** Begin **
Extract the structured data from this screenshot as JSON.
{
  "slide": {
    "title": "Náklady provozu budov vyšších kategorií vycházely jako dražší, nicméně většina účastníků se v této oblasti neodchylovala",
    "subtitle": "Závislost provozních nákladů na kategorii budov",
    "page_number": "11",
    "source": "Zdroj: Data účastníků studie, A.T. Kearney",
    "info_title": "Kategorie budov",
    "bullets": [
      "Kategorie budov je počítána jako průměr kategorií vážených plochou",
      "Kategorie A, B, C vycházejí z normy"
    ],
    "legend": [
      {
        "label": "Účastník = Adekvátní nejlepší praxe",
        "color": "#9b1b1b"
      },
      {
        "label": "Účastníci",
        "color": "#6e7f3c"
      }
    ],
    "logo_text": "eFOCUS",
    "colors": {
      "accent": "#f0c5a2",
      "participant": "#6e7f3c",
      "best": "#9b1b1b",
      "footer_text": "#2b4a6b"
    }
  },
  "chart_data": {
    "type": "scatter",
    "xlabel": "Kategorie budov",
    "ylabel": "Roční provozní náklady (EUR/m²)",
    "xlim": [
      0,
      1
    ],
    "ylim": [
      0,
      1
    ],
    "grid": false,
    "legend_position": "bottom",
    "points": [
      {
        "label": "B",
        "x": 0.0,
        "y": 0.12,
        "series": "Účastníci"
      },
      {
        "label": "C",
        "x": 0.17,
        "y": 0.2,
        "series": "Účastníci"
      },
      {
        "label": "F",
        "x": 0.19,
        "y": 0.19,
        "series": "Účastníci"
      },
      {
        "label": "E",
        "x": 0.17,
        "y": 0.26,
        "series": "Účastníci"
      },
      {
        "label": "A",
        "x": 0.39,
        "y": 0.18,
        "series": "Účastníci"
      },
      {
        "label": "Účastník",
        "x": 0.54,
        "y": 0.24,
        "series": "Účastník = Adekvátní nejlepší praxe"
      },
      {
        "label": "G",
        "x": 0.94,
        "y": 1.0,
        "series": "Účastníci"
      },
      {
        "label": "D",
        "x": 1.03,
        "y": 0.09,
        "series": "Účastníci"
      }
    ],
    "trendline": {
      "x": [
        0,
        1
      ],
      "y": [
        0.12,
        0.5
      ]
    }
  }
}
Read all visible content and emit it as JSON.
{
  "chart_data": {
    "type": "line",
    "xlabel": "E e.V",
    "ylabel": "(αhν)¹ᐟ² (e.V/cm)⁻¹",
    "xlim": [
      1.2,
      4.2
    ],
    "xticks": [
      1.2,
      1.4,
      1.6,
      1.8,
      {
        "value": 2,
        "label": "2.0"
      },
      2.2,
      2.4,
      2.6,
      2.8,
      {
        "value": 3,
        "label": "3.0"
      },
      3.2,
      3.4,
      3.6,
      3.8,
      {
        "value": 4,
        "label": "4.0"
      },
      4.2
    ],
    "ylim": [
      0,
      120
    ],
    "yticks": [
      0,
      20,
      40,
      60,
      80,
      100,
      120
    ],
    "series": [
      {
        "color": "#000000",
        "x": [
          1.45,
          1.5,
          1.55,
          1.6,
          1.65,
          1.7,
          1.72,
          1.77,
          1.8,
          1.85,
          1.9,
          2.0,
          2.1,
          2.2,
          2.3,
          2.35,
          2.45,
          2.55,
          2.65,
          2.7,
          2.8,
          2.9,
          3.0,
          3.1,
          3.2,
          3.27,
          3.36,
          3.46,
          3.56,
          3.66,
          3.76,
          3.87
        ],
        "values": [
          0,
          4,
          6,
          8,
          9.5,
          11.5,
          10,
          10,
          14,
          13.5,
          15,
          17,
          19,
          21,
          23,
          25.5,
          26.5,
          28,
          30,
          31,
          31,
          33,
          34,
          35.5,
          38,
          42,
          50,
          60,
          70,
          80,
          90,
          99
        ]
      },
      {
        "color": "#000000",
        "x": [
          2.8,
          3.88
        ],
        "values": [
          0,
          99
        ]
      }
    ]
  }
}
** End **
Task directions
From the records above, pick out and copy each line holding the word "kategorií".

Answer to this problem
    "title": "Náklady provozu budov vyšších kategorií vycházely jako dražší, nicméně většina účastníků se v této oblasti neodchylovala",
      "Kategorie budov je počítána jako průměr kategorií vážených plochou",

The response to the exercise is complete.